◆ **抜粋した文章**:
+ + + + + + +

生理痛の正体は「プロスタグランジン」だった?痛みが起こる仕組みと身体が伝えているサイン

生理とは「不要になったものを外に出す」自然な仕組み
生理とは、簡単にいうと不要になった子宮内膜(経血)を体外へ排出する現象です。
毎月、妊娠に備えて厚くなった子宮内膜は、妊娠が成立しなかった場合、役目を終えて剥がれ落ちます。
この「排出のプロセス」がスムーズに進めば、強い不調は起こりにくいのですが、ここでつまずくと生理痛が起こります。
子宮内膜がなかなか剥がれないと、子宮はより強く収縮して経血を押し出そうとします。
このときに活躍するのが、プロスタグランジンという物質です。
プロスタグランジンは、生理中に多く作られ、
・子宮を収縮させる
・子宮内膜を体外に押し出す
という重要な役割を担っています。
プロスタグランジンが引き起こす「子宮への影響」
プロスタグランジンが多く分泌されると、体の中では次のような流れが起こります。

+ + + + + + +

◆ **データセットの内容**:
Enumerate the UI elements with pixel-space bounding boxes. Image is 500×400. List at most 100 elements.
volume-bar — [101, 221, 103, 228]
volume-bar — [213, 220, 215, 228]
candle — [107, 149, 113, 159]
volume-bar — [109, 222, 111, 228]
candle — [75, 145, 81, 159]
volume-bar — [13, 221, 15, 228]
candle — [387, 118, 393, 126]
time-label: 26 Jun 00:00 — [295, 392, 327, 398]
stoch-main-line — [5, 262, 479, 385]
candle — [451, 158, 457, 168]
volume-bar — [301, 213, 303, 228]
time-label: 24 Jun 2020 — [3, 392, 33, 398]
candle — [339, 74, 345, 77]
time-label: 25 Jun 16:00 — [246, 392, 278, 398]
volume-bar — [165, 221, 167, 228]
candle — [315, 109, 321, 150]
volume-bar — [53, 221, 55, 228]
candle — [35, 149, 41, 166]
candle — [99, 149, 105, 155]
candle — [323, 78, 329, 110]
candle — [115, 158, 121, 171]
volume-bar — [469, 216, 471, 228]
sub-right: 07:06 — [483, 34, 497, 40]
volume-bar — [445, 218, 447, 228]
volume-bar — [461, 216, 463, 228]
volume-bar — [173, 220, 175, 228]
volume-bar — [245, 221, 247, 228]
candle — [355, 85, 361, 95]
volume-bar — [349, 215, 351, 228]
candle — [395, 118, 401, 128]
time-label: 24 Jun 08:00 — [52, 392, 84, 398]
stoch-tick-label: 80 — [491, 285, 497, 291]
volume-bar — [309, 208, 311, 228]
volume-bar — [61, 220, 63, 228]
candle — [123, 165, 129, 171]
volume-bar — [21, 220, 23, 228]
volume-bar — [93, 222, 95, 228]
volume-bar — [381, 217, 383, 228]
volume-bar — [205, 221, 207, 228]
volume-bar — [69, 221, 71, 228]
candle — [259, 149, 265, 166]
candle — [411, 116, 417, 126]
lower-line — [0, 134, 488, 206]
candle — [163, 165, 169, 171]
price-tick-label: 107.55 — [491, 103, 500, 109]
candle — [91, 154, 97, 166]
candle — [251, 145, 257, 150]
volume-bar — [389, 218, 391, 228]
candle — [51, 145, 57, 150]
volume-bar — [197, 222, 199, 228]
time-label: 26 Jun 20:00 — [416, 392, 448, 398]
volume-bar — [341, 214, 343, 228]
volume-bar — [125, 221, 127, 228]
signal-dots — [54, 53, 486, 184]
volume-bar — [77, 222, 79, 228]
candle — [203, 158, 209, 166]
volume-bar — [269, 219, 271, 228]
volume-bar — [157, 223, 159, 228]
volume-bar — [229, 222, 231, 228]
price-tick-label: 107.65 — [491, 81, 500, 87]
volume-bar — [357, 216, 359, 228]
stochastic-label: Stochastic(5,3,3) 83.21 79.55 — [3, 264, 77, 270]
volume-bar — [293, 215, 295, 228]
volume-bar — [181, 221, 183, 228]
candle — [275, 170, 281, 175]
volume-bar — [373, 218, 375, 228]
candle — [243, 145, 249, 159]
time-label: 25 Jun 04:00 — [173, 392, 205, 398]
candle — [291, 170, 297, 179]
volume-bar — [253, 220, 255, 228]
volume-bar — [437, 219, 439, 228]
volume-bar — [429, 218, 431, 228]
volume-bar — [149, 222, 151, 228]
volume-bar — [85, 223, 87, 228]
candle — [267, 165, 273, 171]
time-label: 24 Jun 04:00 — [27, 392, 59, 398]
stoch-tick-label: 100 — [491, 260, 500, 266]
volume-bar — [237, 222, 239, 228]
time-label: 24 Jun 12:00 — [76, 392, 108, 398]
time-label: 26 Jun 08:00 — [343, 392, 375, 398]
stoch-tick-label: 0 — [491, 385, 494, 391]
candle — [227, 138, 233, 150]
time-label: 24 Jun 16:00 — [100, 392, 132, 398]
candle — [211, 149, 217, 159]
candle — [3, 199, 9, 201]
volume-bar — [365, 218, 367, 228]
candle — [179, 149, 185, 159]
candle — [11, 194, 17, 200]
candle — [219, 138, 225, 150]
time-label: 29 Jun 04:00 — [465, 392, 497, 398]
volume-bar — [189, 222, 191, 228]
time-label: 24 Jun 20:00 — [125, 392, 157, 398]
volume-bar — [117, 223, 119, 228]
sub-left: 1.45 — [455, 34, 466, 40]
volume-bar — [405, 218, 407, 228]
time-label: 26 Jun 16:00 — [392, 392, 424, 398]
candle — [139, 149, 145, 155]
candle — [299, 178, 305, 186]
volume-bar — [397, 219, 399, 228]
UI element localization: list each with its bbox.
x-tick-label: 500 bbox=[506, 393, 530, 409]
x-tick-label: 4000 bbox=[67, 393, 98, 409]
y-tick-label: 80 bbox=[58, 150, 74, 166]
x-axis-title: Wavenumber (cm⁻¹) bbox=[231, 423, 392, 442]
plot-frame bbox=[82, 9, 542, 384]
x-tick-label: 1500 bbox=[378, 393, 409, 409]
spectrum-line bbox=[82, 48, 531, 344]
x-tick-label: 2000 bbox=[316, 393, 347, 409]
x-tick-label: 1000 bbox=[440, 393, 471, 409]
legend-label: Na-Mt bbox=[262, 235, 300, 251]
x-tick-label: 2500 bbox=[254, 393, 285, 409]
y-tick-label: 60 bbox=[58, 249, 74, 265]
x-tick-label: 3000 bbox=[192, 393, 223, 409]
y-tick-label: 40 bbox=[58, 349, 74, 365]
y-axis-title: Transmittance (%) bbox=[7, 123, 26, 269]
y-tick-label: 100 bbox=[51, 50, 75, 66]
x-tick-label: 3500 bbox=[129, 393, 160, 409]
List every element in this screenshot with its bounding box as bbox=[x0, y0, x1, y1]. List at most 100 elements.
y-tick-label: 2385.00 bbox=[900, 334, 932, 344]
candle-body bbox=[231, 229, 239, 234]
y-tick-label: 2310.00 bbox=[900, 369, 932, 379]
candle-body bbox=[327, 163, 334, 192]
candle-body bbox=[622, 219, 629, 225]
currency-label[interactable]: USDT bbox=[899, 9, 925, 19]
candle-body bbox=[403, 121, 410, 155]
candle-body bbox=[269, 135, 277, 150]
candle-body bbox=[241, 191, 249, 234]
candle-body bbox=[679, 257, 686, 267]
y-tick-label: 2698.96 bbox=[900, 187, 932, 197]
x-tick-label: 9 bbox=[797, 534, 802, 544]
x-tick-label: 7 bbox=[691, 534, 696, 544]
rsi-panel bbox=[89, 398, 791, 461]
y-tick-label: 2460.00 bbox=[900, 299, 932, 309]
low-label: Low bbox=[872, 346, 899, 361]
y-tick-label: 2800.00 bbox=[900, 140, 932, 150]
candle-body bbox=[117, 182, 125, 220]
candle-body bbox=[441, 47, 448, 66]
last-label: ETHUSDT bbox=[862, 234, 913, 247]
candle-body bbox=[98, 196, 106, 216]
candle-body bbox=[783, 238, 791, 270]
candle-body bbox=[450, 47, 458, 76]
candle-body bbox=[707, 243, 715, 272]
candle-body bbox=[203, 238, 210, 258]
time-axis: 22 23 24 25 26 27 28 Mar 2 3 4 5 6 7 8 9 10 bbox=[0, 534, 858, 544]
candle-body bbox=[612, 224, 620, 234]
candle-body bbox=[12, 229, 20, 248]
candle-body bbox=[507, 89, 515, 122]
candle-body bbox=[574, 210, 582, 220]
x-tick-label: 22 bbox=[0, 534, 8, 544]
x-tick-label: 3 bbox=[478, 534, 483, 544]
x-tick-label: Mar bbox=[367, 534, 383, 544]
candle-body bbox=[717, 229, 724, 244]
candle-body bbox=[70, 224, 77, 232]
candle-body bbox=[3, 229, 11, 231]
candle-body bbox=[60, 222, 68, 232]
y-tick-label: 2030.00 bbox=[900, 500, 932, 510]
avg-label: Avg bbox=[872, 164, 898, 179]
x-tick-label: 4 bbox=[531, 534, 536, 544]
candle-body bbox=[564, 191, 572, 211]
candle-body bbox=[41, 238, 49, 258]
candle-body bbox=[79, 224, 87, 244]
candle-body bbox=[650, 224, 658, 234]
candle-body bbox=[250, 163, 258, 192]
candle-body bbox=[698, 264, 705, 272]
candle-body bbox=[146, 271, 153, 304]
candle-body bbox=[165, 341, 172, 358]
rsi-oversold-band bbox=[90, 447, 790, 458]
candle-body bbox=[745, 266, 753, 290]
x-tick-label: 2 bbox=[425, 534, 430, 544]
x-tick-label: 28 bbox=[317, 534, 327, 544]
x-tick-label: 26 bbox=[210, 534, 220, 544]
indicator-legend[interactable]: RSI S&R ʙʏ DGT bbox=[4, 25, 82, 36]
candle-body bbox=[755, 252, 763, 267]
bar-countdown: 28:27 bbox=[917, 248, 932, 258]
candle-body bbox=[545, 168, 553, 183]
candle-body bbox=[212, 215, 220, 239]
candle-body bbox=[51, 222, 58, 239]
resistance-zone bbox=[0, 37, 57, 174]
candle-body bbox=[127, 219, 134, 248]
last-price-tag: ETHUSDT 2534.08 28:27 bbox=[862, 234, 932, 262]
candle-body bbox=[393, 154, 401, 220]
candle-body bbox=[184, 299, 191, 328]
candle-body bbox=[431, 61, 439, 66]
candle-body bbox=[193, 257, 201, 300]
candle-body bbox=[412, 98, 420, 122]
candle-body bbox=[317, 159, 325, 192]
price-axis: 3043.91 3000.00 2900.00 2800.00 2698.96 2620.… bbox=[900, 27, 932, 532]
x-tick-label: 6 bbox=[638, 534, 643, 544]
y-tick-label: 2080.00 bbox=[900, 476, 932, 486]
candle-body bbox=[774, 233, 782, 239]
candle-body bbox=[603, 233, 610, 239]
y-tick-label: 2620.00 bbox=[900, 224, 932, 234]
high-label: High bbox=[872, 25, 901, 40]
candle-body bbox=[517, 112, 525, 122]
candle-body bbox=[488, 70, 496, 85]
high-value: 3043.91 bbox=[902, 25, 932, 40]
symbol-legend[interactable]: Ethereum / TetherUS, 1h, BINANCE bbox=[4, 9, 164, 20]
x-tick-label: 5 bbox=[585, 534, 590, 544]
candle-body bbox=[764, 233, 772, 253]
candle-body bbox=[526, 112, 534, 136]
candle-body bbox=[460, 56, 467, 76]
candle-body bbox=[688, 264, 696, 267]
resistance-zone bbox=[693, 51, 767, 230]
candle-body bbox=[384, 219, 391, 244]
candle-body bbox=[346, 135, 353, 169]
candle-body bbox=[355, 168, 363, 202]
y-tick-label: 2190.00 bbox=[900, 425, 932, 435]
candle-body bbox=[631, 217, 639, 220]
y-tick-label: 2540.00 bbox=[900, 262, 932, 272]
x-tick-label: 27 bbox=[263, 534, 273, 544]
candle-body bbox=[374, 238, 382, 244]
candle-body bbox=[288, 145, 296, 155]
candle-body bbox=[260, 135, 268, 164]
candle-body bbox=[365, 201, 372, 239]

+ + + + + + +

◆ **課題**:
上の生理痛についての文章から、冒頭のタイトルを含めて見出しをすべて書き出してください。

◆ **解答**:
・生理痛の正体は「プロスタグランジン」だった?痛みが起こる仕組みと身体が伝えているサイン
・生理とは「不要になったものを外に出す」自然な仕組み
・プロスタグランジンが引き起こす「子宮への影響」